Saved data entries
start

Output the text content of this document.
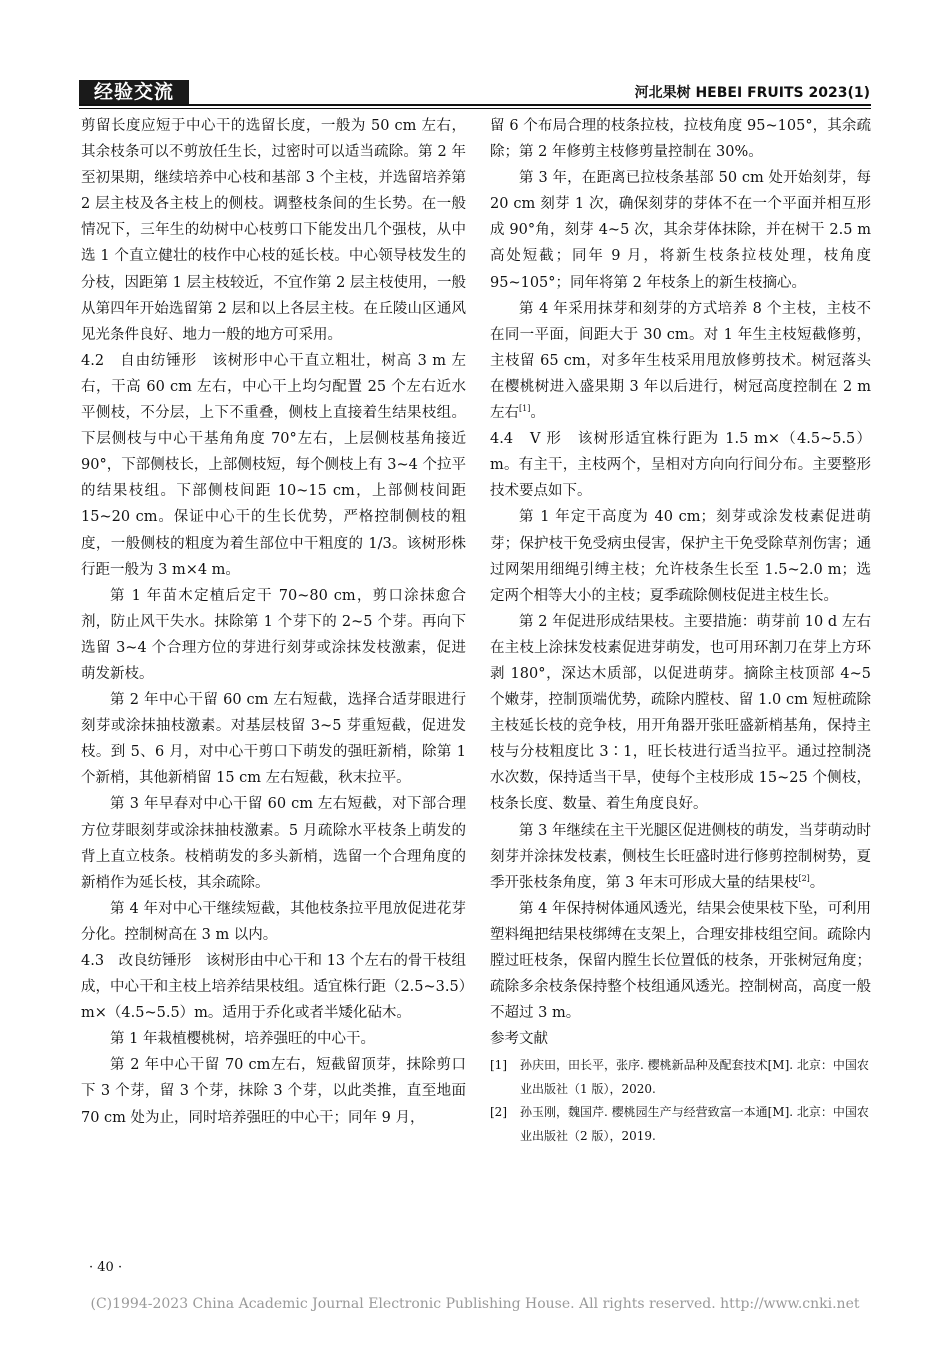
经验交流	河北果树 HEBEI FRUITS 2023(1)

剪留长度应短于中心干的选留长度，一般为 50 cm 左右，其余枝条可以不剪放任生长，过密时可以适当疏除。第 2 年至初果期，继续培养中心枝和基部 3 个主枝，并选留培养第 2 层主枝及各主枝上的侧枝。调整枝条间的生长势。在一般情况下，三年生的幼树中心枝剪口下能发出几个强枝，从中选 1 个直立健壮的枝作中心枝的延长枝。中心领导枝发生的分枝，因距第 1 层主枝较近，不宜作第 2 层主枝使用，一般从第四年开始选留第 2 层和以上各层主枝。在丘陵山区通风见光条件良好、地力一般的地方可采用。

4.2　自由纺锤形　该树形中心干直立粗壮，树高 3 m 左右，干高 60 cm 左右，中心干上均匀配置 25 个左右近水平侧枝，不分层，上下不重叠，侧枝上直接着生结果枝组。下层侧枝与中心干基角角度 70°左右，上层侧枝基角接近 90°，下部侧枝长，上部侧枝短，每个侧枝上有 3~4 个拉平的结果枝组。下部侧枝间距 10~15 cm，上部侧枝间距 15~20 cm。保证中心干的生长优势，严格控制侧枝的粗度，一般侧枝的粗度为着生部位中干粗度的 1/3。该树形株行距一般为 3 m×4 m。

第 1 年苗木定植后定干 70~80 cm，剪口涂抹愈合剂，防止风干失水。抹除第 1 个芽下的 2~5 个芽。再向下选留 3~4 个合理方位的芽进行刻芽或涂抹发枝激素，促进萌发新枝。

第 2 年中心干留 60 cm 左右短截，选择合适芽眼进行刻芽或涂抹抽枝激素。对基层枝留 3~5 芽重短截，促进发枝。到 5、6 月，对中心干剪口下萌发的强旺新梢，除第 1 个新梢，其他新梢留 15 cm 左右短截，秋末拉平。

第 3 年早春对中心干留 60 cm 左右短截，对下部合理方位芽眼刻芽或涂抹抽枝激素。5 月疏除水平枝条上萌发的背上直立枝条。枝梢萌发的多头新梢，选留一个合理角度的新梢作为延长枝，其余疏除。

第 4 年对中心干继续短截，其他枝条拉平甩放促进花芽分化。控制树高在 3 m 以内。

4.3　改良纺锤形　该树形由中心干和 13 个左右的骨干枝组成，中心干和主枝上培养结果枝组。适宜株行距（2.5~3.5）m×（4.5~5.5）m。适用于乔化或者半矮化砧木。

第 1 年栽植樱桃树，培养强旺的中心干。

第 2 年中心干留 70 cm左右，短截留顶芽，抹除剪口下 3 个芽，留 3 个芽，抹除 3 个芽，以此类推，直至地面 70 cm 处为止，同时培养强旺的中心干；同年 9 月，

留 6 个布局合理的枝条拉枝，拉枝角度 95~105°，其余疏除；第 2 年修剪主枝修剪量控制在 30%。

第 3 年，在距离已拉枝条基部 50 cm 处开始刻芽，每 20 cm 刻芽 1 次，确保刻芽的芽体不在一个平面并相互形成 90°角，刻芽 4~5 次，其余芽体抹除，并在树干 2.5 m 高处短截；同年 9 月，将新生枝条拉枝处理，枝角度 95~105°；同年将第 2 年枝条上的新生枝摘心。

第 4 年采用抹芽和刻芽的方式培养 8 个主枝，主枝不在同一平面，间距大于 30 cm。对 1 年生主枝短截修剪，主枝留 65 cm，对多年生枝采用甩放修剪技术。树冠落头在樱桃树进入盛果期 3 年以后进行，树冠高度控制在 2 m 左右[1]。

4.4　V 形　该树形适宜株行距为 1.5 m×（4.5~5.5）m。有主干，主枝两个，呈相对方向向行间分布。主要整形技术要点如下。

第 1 年定干高度为 40 cm；刻芽或涂发枝素促进萌芽；保护枝干免受病虫侵害，保护主干免受除草剂伤害；通过网架用细绳引缚主枝；允许枝条生长至 1.5~2.0 m；选定两个相等大小的主枝；夏季疏除侧枝促进主枝生长。

第 2 年促进形成结果枝。主要措施：萌芽前 10 d 左右在主枝上涂抹发枝素促进芽萌发，也可用环割刀在芽上方环剥 180°，深达木质部，以促进萌芽。摘除主枝顶部 4~5 个嫩芽，控制顶端优势，疏除内膛枝、留 1.0 cm 短桩疏除主枝延长枝的竞争枝，用开角器开张旺盛新梢基角，保持主枝与分枝粗度比 3∶1，旺长枝进行适当拉平。通过控制浇水次数，保持适当干旱，使每个主枝形成 15~25 个侧枝，枝条长度、数量、着生角度良好。

第 3 年继续在主干光腿区促进侧枝的萌发，当芽萌动时刻芽并涂抹发枝素，侧枝生长旺盛时进行修剪控制树势，夏季开张枝条角度，第 3 年末可形成大量的结果枝[2]。

第 4 年保持树体通风透光，结果会使果枝下坠，可利用塑料绳把结果枝绑缚在支架上，合理安排枝组空间。疏除内膛过旺枝条，保留内膛生长位置低的枝条，开张树冠角度；疏除多余枝条保持整个枝组通风透光。控制树高，高度一般不超过 3 m。

参考文献

[1] 孙庆田，田长平，张序. 樱桃新品种及配套技术[M]. 北京：中国农业出版社（1 版），2020.
[2] 孙玉刚，魏国芹. 樱桃园生产与经营致富一本通[M]. 北京：中国农业出版社（2 版），2019.
· 40 ·
(C)1994-2023 China Academic Journal Electronic Publishing House. All rights reserved. http://www.cnki.net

end

To be done
Which lines above contain the word "中国农业出版社"? Copy each of them.

Correct output
[1] 孙庆田，田长平，张序. 樱桃新品种及配套技术[M]. 北京：中国农业出版社（1 版），2020.
[2] 孙玉刚，魏国芹. 樱桃园生产与经营致富一本通[M]. 北京：中国农业出版社（2 版），2019.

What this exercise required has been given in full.